**Task instructions**
Leave out the pictures; transcribe all else exactly.

**Records supplied**

⟨

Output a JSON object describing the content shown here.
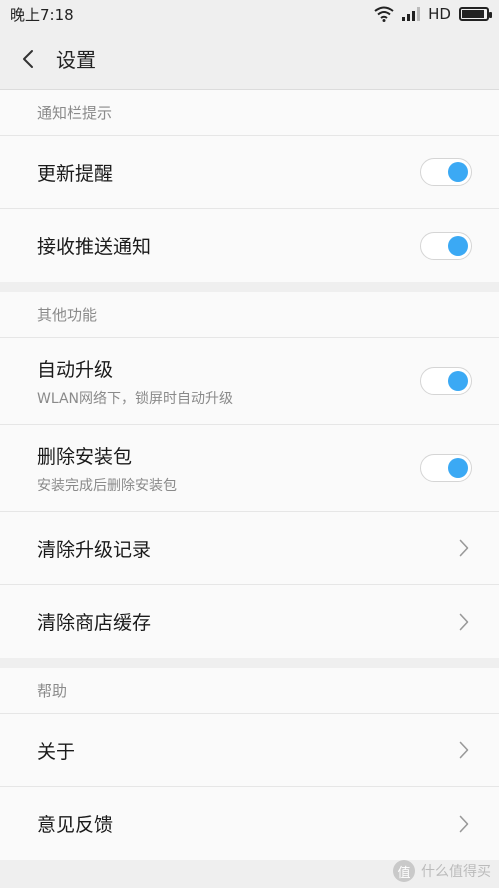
{
  "status": {
    "time": "晚上7:18",
    "network": "HD"
  },
  "header": {
    "title": "设置"
  },
  "sections": [
    {
      "header": "通知栏提示",
      "items": [
        {
          "title": "更新提醒",
          "toggle_on": true
        },
        {
          "title": "接收推送通知",
          "toggle_on": true
        }
      ]
    },
    {
      "header": "其他功能",
      "items": [
        {
          "title": "自动升级",
          "subtitle": "WLAN网络下，锁屏时自动升级",
          "toggle_on": true
        },
        {
          "title": "删除安装包",
          "subtitle": "安装完成后删除安装包",
          "toggle_on": true
        },
        {
          "title": "清除升级记录"
        },
        {
          "title": "清除商店缓存"
        }
      ]
    },
    {
      "header": "帮助",
      "items": [
        {
          "title": "关于"
        },
        {
          "title": "意见反馈"
        }
      ]
    }
  ],
  "watermark": {
    "badge": "值",
    "text": "什么值得买"
  },
  "colors": {
    "accent": "#3ba9f4",
    "background": "#efefef",
    "card": "#fafafa"
  }
}
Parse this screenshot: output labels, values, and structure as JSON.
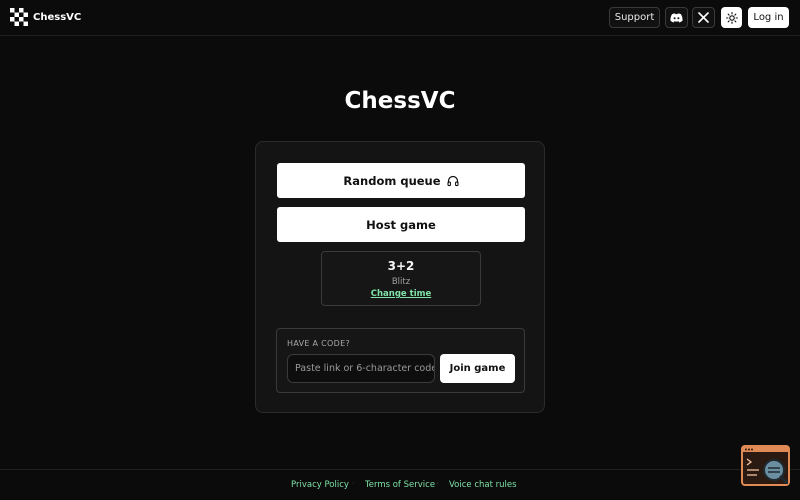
{
  "header": {
    "brand": "ChessVC",
    "support_label": "Support",
    "login_label": "Log in",
    "icons": [
      "chessboard-logo-icon",
      "discord-icon",
      "x-icon",
      "sun-icon"
    ]
  },
  "main": {
    "title": "ChessVC",
    "random_queue_label": "Random queue",
    "random_queue_icon": "headphones-icon",
    "host_game_label": "Host game",
    "time_control": {
      "value": "3+2",
      "mode": "Blitz",
      "change_label": "Change time"
    },
    "code": {
      "label": "HAVE A CODE?",
      "placeholder": "Paste link or 6-character code",
      "join_label": "Join game"
    }
  },
  "footer": {
    "links": [
      "Privacy Policy",
      "Terms of Service",
      "Voice chat rules"
    ],
    "separator": "·"
  },
  "colors": {
    "background": "#0b0b0b",
    "card": "#141414",
    "accent_link": "#7fe3a8",
    "button": "#ffffff",
    "widget_accent": "#e08a55"
  }
}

⟩

**Result for this exercise**
Output a JSON object describing the content shown here.
{
  "status": {
    "time": "晚上7:18",
    "network": "HD"
  },
  "header": {
    "title": "设置"
  },
  "sections": [
    {
      "header": "通知栏提示",
      "items": [
        {
          "title": "更新提醒",
          "toggle_on": true
        },
        {
          "title": "接收推送通知",
          "toggle_on": true
        }
      ]
    },
    {
      "header": "其他功能",
      "items": [
        {
          "title": "自动升级",
          "subtitle": "WLAN网络下，锁屏时自动升级",
          "toggle_on": true
        },
        {
          "title": "删除安装包",
          "subtitle": "安装完成后删除安装包",
          "toggle_on": true
        },
        {
          "title": "清除升级记录"
        },
        {
          "title": "清除商店缓存"
        }
      ]
    },
    {
      "header": "帮助",
      "items": [
        {
          "title": "关于"
        },
        {
          "title": "意见反馈"
        }
      ]
    }
  ],
  "watermark": {
    "badge": "值",
    "text": "什么值得买"
  },
  "colors": {
    "accent": "#3ba9f4",
    "background": "#efefef",
    "card": "#fafafa"
  }
}
Parse this screenshot: output labels, values, and structure as JSON.
{
  "header": {
    "brand": "ChessVC",
    "support_label": "Support",
    "login_label": "Log in",
    "icons": [
      "chessboard-logo-icon",
      "discord-icon",
      "x-icon",
      "sun-icon"
    ]
  },
  "main": {
    "title": "ChessVC",
    "random_queue_label": "Random queue",
    "random_queue_icon": "headphones-icon",
    "host_game_label": "Host game",
    "time_control": {
      "value": "3+2",
      "mode": "Blitz",
      "change_label": "Change time"
    },
    "code": {
      "label": "HAVE A CODE?",
      "placeholder": "Paste link or 6-character code",
      "join_label": "Join game"
    }
  },
  "footer": {
    "links": [
      "Privacy Policy",
      "Terms of Service",
      "Voice chat rules"
    ],
    "separator": "·"
  },
  "colors": {
    "background": "#0b0b0b",
    "card": "#141414",
    "accent_link": "#7fe3a8",
    "button": "#ffffff",
    "widget_accent": "#e08a55"
  }
}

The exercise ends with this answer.